* BRIEF
Make an exact copy of all the material below, apart from the pictures.

* Dataset records
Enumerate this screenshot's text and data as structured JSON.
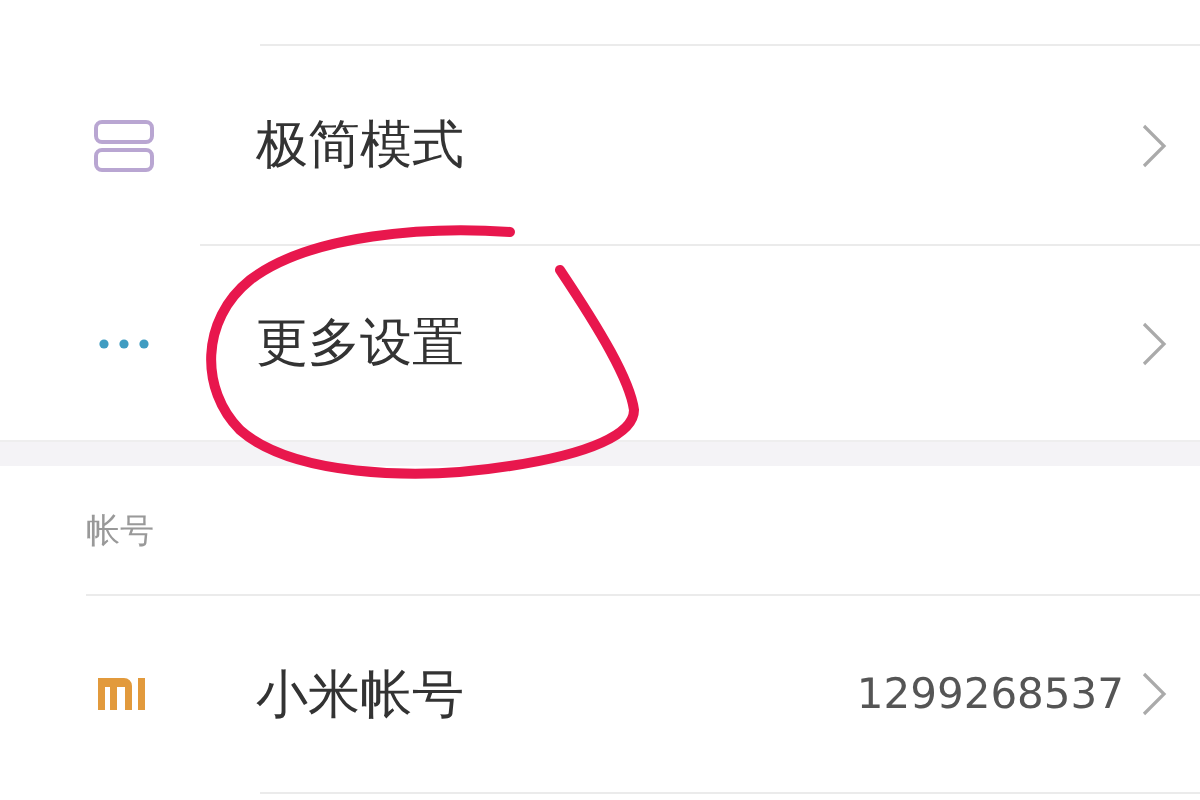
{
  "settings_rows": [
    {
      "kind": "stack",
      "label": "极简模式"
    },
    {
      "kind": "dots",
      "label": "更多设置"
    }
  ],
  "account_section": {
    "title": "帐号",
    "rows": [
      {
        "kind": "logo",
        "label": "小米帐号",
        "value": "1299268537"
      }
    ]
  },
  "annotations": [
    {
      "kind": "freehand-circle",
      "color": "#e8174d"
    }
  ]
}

* FINISHED ANSWER
Enumerate this screenshot's text and data as structured JSON.
{
  "settings_rows": [
    {
      "kind": "stack",
      "label": "极简模式"
    },
    {
      "kind": "dots",
      "label": "更多设置"
    }
  ],
  "account_section": {
    "title": "帐号",
    "rows": [
      {
        "kind": "logo",
        "label": "小米帐号",
        "value": "1299268537"
      }
    ]
  },
  "annotations": [
    {
      "kind": "freehand-circle",
      "color": "#e8174d"
    }
  ]
}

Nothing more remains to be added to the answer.